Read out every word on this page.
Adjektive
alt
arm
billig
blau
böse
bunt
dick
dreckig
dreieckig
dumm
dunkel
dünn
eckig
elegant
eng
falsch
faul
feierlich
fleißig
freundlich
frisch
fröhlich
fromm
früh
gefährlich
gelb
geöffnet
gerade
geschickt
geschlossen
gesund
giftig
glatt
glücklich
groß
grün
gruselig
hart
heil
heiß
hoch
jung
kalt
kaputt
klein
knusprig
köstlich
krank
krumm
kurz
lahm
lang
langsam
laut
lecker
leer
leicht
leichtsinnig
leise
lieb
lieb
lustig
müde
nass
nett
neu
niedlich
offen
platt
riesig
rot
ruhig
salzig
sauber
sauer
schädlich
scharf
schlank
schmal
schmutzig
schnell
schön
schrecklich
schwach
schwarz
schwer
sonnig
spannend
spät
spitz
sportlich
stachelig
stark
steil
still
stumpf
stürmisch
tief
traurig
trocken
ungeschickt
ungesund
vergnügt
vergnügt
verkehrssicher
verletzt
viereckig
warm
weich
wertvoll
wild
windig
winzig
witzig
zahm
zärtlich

════════════════════

Stated goal – The records above should all be quoted exactly, please.

Task result –
Read out every word on this page.
Adjektive
alt
arm
billig
blau
böse
bunt
dick
dreckig
dreieckig
dumm
dunkel
dünn
eckig
elegant
eng
falsch
faul
feierlich
fleißig
freundlich
frisch
fröhlich
fromm
früh
gefährlich
gelb
geöffnet
gerade
geschickt
geschlossen
gesund
giftig
glatt
glücklich
groß
grün
gruselig
hart
heil
heiß
hoch
jung
kalt
kaputt
klein
knusprig
köstlich
krank
krumm
kurz
lahm
lang
langsam
laut
lecker
leer
leicht
leichtsinnig
leise
lieb
lieb
lustig
müde
nass
nett
neu
niedlich
offen
platt
riesig
rot
ruhig
salzig
sauber
sauer
schädlich
scharf
schlank
schmal
schmutzig
schnell
schön
schrecklich
schwach
schwarz
schwer
sonnig
spannend
spät
spitz
sportlich
stachelig
stark
steil
still
stumpf
stürmisch
tief
traurig
trocken
ungeschickt
ungesund
vergnügt
vergnügt
verkehrssicher
verletzt
viereckig
warm
weich
wertvoll
wild
windig
winzig
witzig
zahm
zärtlich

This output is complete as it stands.